Collected data entries:
▶

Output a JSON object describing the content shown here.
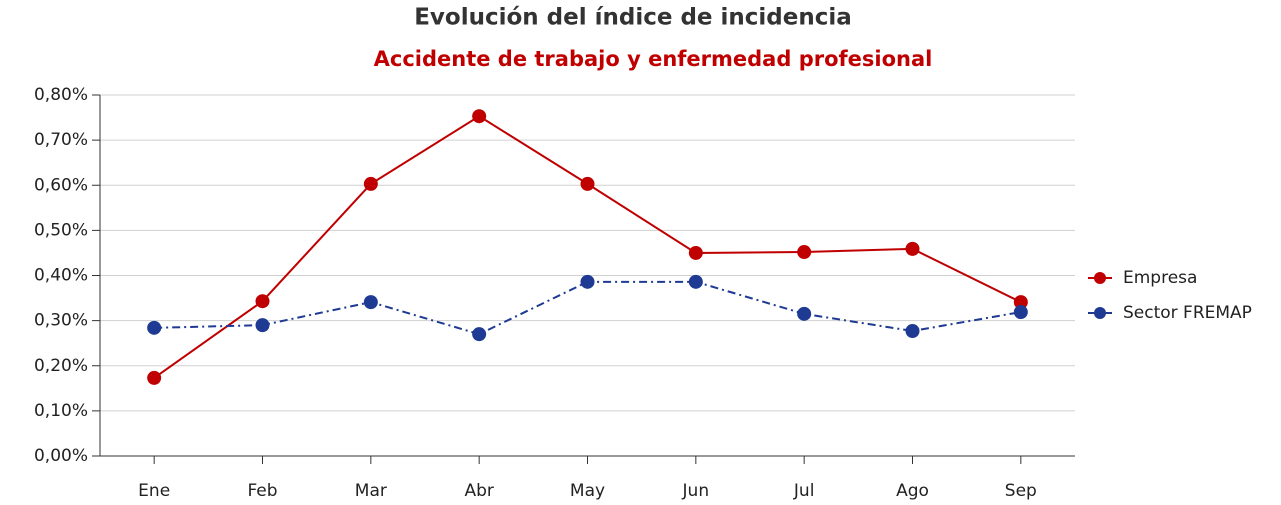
{
  "chart_data": {
    "type": "line",
    "title": "Evolución del índice de incidencia",
    "subtitle": "Accidente de trabajo y enfermedad profesional",
    "categories": [
      "Ene",
      "Feb",
      "Mar",
      "Abr",
      "May",
      "Jun",
      "Jul",
      "Ago",
      "Sep"
    ],
    "series": [
      {
        "name": "Empresa",
        "color": "#c00000",
        "dash": "solid",
        "values": [
          0.173,
          0.343,
          0.603,
          0.753,
          0.603,
          0.45,
          0.452,
          0.459,
          0.341
        ]
      },
      {
        "name": "Sector FREMAP",
        "color": "#1f3a93",
        "dash": "dashdot",
        "values": [
          0.284,
          0.29,
          0.341,
          0.27,
          0.386,
          0.386,
          0.315,
          0.277,
          0.319
        ]
      }
    ],
    "ylim": [
      0,
      0.8
    ],
    "yticks": [
      {
        "value": 0,
        "label": "0,00%"
      },
      {
        "value": 0.1,
        "label": "0,10%"
      },
      {
        "value": 0.2,
        "label": "0,20%"
      },
      {
        "value": 0.3,
        "label": "0,30%"
      },
      {
        "value": 0.4,
        "label": "0,40%"
      },
      {
        "value": 0.5,
        "label": "0,50%"
      },
      {
        "value": 0.6,
        "label": "0,60%"
      },
      {
        "value": 0.7,
        "label": "0,70%"
      },
      {
        "value": 0.8,
        "label": "0,80%"
      }
    ],
    "grid": true,
    "legend": "right"
  }
}
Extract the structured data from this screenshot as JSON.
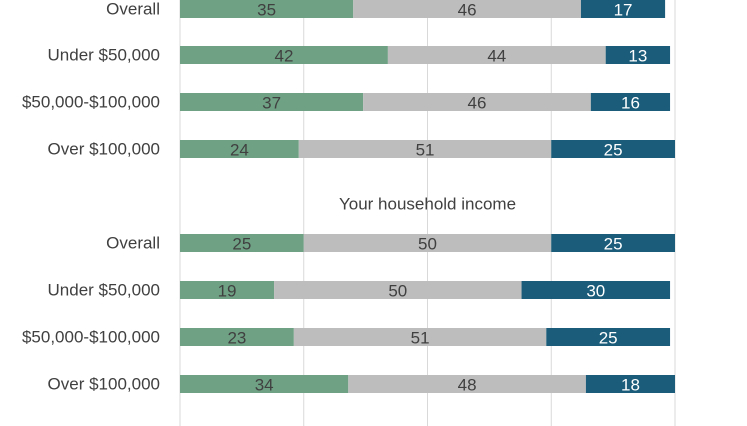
{
  "chart_data": {
    "type": "bar",
    "orientation": "horizontal",
    "stacked": true,
    "xlim": [
      0,
      100
    ],
    "grid": true,
    "colors": [
      "#6fa285",
      "#bdbdbd",
      "#1a5c7a"
    ],
    "value_label_colors": [
      "#404040",
      "#404040",
      "#ffffff"
    ],
    "groups": [
      {
        "title": "",
        "categories": [
          "Overall",
          "Under $50,000",
          "$50,000-$100,000",
          "Over $100,000"
        ],
        "series": [
          {
            "values": [
              35,
              42,
              37,
              24
            ]
          },
          {
            "values": [
              46,
              44,
              46,
              51
            ]
          },
          {
            "values": [
              17,
              13,
              16,
              25
            ]
          }
        ]
      },
      {
        "title": "Your household income",
        "categories": [
          "Overall",
          "Under $50,000",
          "$50,000-$100,000",
          "Over $100,000"
        ],
        "series": [
          {
            "values": [
              25,
              19,
              23,
              34
            ]
          },
          {
            "values": [
              50,
              50,
              51,
              48
            ]
          },
          {
            "values": [
              25,
              30,
              25,
              18
            ]
          }
        ]
      }
    ]
  }
}
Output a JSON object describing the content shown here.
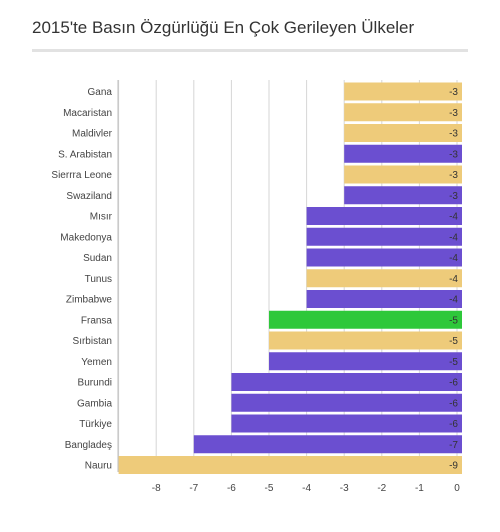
{
  "chart_data": {
    "type": "bar",
    "orientation": "horizontal",
    "title": "2015'te Basın Özgürlüğü En Çok Gerileyen Ülkeler",
    "categories": [
      "Gana",
      "Macaristan",
      "Maldivler",
      "S. Arabistan",
      "Sierrra Leone",
      "Swaziland",
      "Mısır",
      "Makedonya",
      "Sudan",
      "Tunus",
      "Zimbabwe",
      "Fransa",
      "Sırbistan",
      "Yemen",
      "Burundi",
      "Gambia",
      "Türkiye",
      "Bangladeş",
      "Nauru"
    ],
    "values": [
      -3,
      -3,
      -3,
      -3,
      -3,
      -3,
      -4,
      -4,
      -4,
      -4,
      -4,
      -5,
      -5,
      -5,
      -6,
      -6,
      -6,
      -7,
      -9
    ],
    "value_labels": [
      "-3",
      "-3",
      "-3",
      "-3",
      "-3",
      "-3",
      "-4",
      "-4",
      "-4",
      "-4",
      "-4",
      "-5",
      "-5",
      "-5",
      "-6",
      "-6",
      "-6",
      "-7",
      "-9"
    ],
    "bar_colors": [
      "#eecb7a",
      "#eecb7a",
      "#eecb7a",
      "#6b4fd0",
      "#eecb7a",
      "#6b4fd0",
      "#6b4fd0",
      "#6b4fd0",
      "#6b4fd0",
      "#eecb7a",
      "#6b4fd0",
      "#2ec83a",
      "#eecb7a",
      "#6b4fd0",
      "#6b4fd0",
      "#6b4fd0",
      "#6b4fd0",
      "#6b4fd0",
      "#eecb7a"
    ],
    "xlim": [
      -9,
      0
    ],
    "x_ticks": [
      -8,
      -7,
      -6,
      -5,
      -4,
      -3,
      -2,
      -1,
      0
    ],
    "x_tick_labels": [
      "-8",
      "-7",
      "-6",
      "-5",
      "-4",
      "-3",
      "-2",
      "-1",
      "0"
    ],
    "grid": "vertical",
    "legend": "none"
  }
}
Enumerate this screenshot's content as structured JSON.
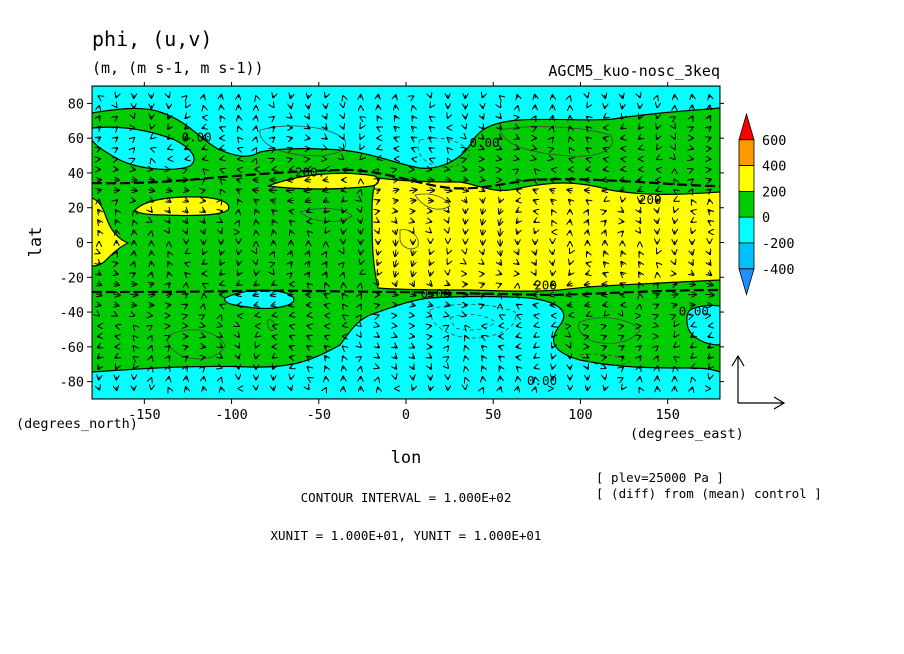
{
  "chart_data": {
    "type": "heatmap",
    "title": "phi, (u,v)",
    "units": "(m, (m s-1, m s-1))",
    "experiment": "AGCM5_kuo-nosc_3keq",
    "xlabel": "lon",
    "ylabel": "lat",
    "xunits": "(degrees_east)",
    "yunits": "(degrees_north)",
    "xlim": [
      -180,
      180
    ],
    "ylim": [
      -90,
      90
    ],
    "x_ticks": [
      -150,
      -100,
      -50,
      0,
      50,
      100,
      150
    ],
    "x_tick_labels": [
      "-150",
      "-100",
      "-50",
      "0",
      "50",
      "100",
      "150"
    ],
    "y_ticks": [
      80,
      60,
      40,
      20,
      0,
      -20,
      -40,
      -60,
      -80
    ],
    "y_tick_labels": [
      "80",
      "60",
      "40",
      "20",
      "0",
      "-20",
      "-40",
      "-60",
      "-80"
    ],
    "colorbar": {
      "levels": [
        "600",
        "400",
        "200",
        "0",
        "-200",
        "-400"
      ],
      "bins": [
        {
          "range": "< -400",
          "color": "#1e90ff"
        },
        {
          "range": "-400 to -200",
          "color": "#00c0ff"
        },
        {
          "range": "-200 to 0",
          "color": "#00ffff"
        },
        {
          "range": "0 to 200",
          "color": "#00cc00"
        },
        {
          "range": "200 to 400",
          "color": "#ffff00"
        },
        {
          "range": "400 to 600",
          "color": "#ff9900"
        },
        {
          "range": "> 600",
          "color": "#ff0000"
        }
      ]
    },
    "contour_labels": [
      {
        "text": "0.00",
        "lon": -120,
        "lat": 58
      },
      {
        "text": "200.",
        "lon": -55,
        "lat": 38
      },
      {
        "text": "0.00",
        "lon": 45,
        "lat": 55
      },
      {
        "text": "200",
        "lon": 140,
        "lat": 22
      },
      {
        "text": "200",
        "lon": 80,
        "lat": -27
      },
      {
        "text": "0.00",
        "lon": 17,
        "lat": -32
      },
      {
        "text": "0.00",
        "lon": 165,
        "lat": -42
      },
      {
        "text": "0.00",
        "lon": 78,
        "lat": -82
      }
    ],
    "contour_interval": "CONTOUR INTERVAL = 1.000E+02",
    "vector_units": "XUNIT = 1.000E+01, YUNIT = 1.000E+01",
    "plev": "[ plev=25000 Pa ]",
    "diff_note": "[ (diff) from (mean) control ]"
  }
}
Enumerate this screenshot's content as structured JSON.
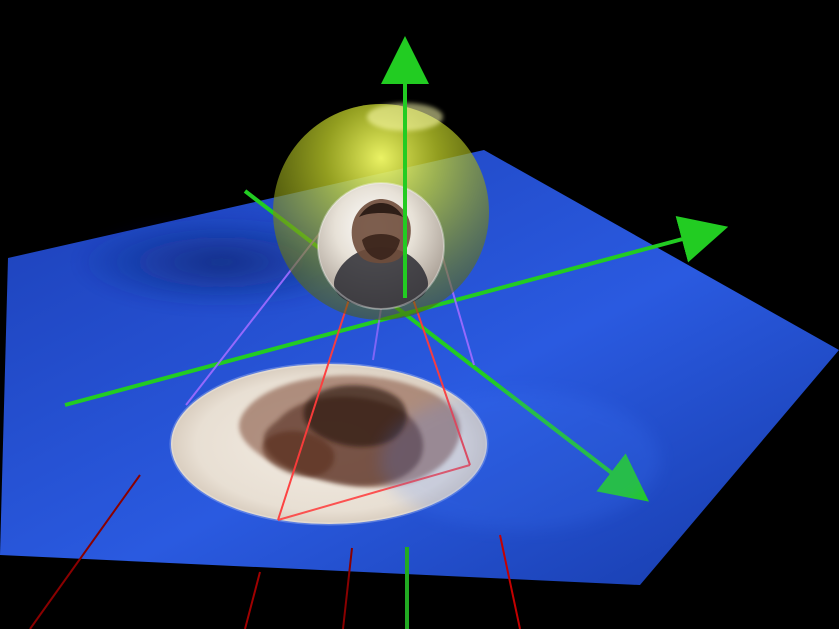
{
  "scene": {
    "background_color": "#000000",
    "plane_color": "#1f47c9",
    "plane_edge_color": "#163aa8",
    "axis_color": "#22cc22",
    "sphere_outer_color": "#a8c21a",
    "projection_line_color_red": "#ff3b3b",
    "projection_line_color_violet": "#9a6bff",
    "portrait_tones": [
      "#f4efe6",
      "#c9b9a4",
      "#6b3b2a",
      "#2a1a14"
    ],
    "objects": [
      "ground-plane",
      "vertical-axis",
      "horizontal-axis-1",
      "horizontal-axis-2",
      "outer-translucent-sphere",
      "inner-portrait-sphere",
      "projected-ellipse-image",
      "projection-lines"
    ]
  }
}
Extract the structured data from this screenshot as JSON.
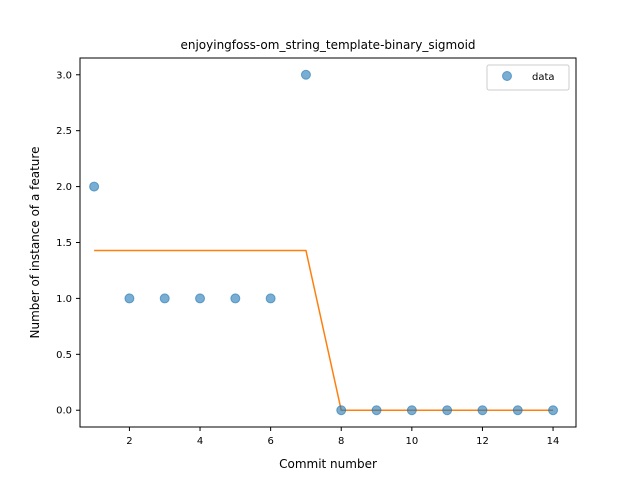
{
  "chart_data": {
    "type": "scatter",
    "title": "enjoyingfoss-om_string_template-binary_sigmoid",
    "xlabel": "Commit number",
    "ylabel": "Number of instance of a feature",
    "xlim": [
      0.6,
      14.65
    ],
    "ylim": [
      -0.15,
      3.15
    ],
    "xticks": [
      2,
      4,
      6,
      8,
      10,
      12,
      14
    ],
    "yticks": [
      0.0,
      0.5,
      1.0,
      1.5,
      2.0,
      2.5,
      3.0
    ],
    "grid": false,
    "legend_position": "top-right",
    "series": [
      {
        "name": "data",
        "kind": "scatter",
        "color": "#1f77b4",
        "x": [
          1,
          2,
          3,
          4,
          5,
          6,
          7,
          8,
          9,
          10,
          11,
          12,
          13,
          14
        ],
        "y": [
          2,
          1,
          1,
          1,
          1,
          1,
          3,
          0,
          0,
          0,
          0,
          0,
          0,
          0
        ]
      },
      {
        "kind": "line",
        "color": "#ff7f0e",
        "x": [
          1,
          2,
          3,
          4,
          5,
          6,
          7,
          8,
          9,
          10,
          11,
          12,
          13,
          14
        ],
        "y": [
          1.4286,
          1.4286,
          1.4286,
          1.4286,
          1.4286,
          1.4286,
          1.4286,
          0,
          0,
          0,
          0,
          0,
          0,
          0
        ]
      }
    ]
  }
}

◀

* [EXERCISE PROMPT]:
Each line containing the word "grid" counts once; say how many such lines there are, giving only the number.

* [EXERCISE OUTPUT]:
4